**** Data records ****

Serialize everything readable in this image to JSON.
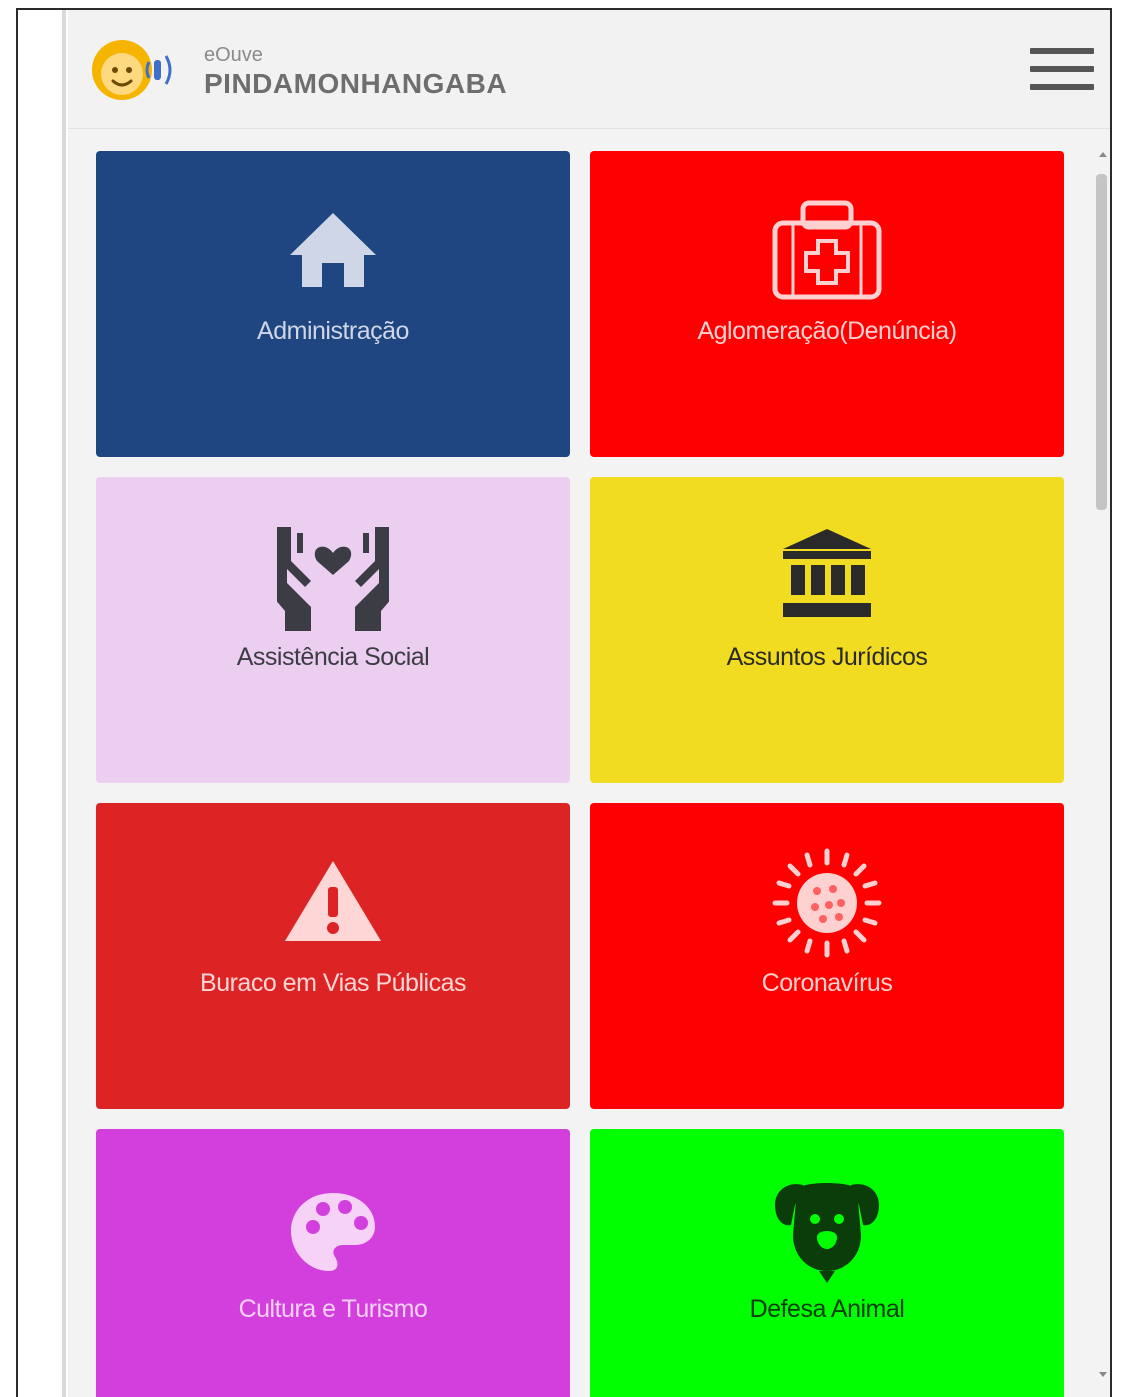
{
  "header": {
    "app_name": "eOuve",
    "city": "PINDAMONHANGABA",
    "logo_icon": "mascot-face-sound-icon",
    "menu_icon": "hamburger-menu-icon"
  },
  "categories": [
    {
      "label": "Administração",
      "icon": "home-icon",
      "bg": "#1f4680",
      "fg": "#cfd6e8"
    },
    {
      "label": "Aglomeração(Denúncia)",
      "icon": "first-aid-kit-icon",
      "bg": "#ff0000",
      "fg": "#ffd0d0"
    },
    {
      "label": "Assistência Social",
      "icon": "hands-heart-icon",
      "bg": "#eccff0",
      "fg": "#3c3c44"
    },
    {
      "label": "Assuntos Jurídicos",
      "icon": "courthouse-icon",
      "bg": "#f2dc22",
      "fg": "#2a2a2a"
    },
    {
      "label": "Buraco em Vias Públicas",
      "icon": "warning-triangle-icon",
      "bg": "#dd2424",
      "fg": "#ffd6d6"
    },
    {
      "label": "Coronavírus",
      "icon": "virus-icon",
      "bg": "#ff0000",
      "fg": "#ffd0d0"
    },
    {
      "label": "Cultura e Turismo",
      "icon": "palette-icon",
      "bg": "#d33fdd",
      "fg": "#f6d2f6"
    },
    {
      "label": "Defesa Animal",
      "icon": "dog-icon",
      "bg": "#00ff00",
      "fg": "#0a3d0a"
    }
  ]
}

****

▶ Exercise goal
Apart from the images, please copy every line of the data exactly as written.

▶ Result
Serialize everything readable in this image to JSON.
{
  "header": {
    "app_name": "eOuve",
    "city": "PINDAMONHANGABA",
    "logo_icon": "mascot-face-sound-icon",
    "menu_icon": "hamburger-menu-icon"
  },
  "categories": [
    {
      "label": "Administração",
      "icon": "home-icon",
      "bg": "#1f4680",
      "fg": "#cfd6e8"
    },
    {
      "label": "Aglomeração(Denúncia)",
      "icon": "first-aid-kit-icon",
      "bg": "#ff0000",
      "fg": "#ffd0d0"
    },
    {
      "label": "Assistência Social",
      "icon": "hands-heart-icon",
      "bg": "#eccff0",
      "fg": "#3c3c44"
    },
    {
      "label": "Assuntos Jurídicos",
      "icon": "courthouse-icon",
      "bg": "#f2dc22",
      "fg": "#2a2a2a"
    },
    {
      "label": "Buraco em Vias Públicas",
      "icon": "warning-triangle-icon",
      "bg": "#dd2424",
      "fg": "#ffd6d6"
    },
    {
      "label": "Coronavírus",
      "icon": "virus-icon",
      "bg": "#ff0000",
      "fg": "#ffd0d0"
    },
    {
      "label": "Cultura e Turismo",
      "icon": "palette-icon",
      "bg": "#d33fdd",
      "fg": "#f6d2f6"
    },
    {
      "label": "Defesa Animal",
      "icon": "dog-icon",
      "bg": "#00ff00",
      "fg": "#0a3d0a"
    }
  ]
}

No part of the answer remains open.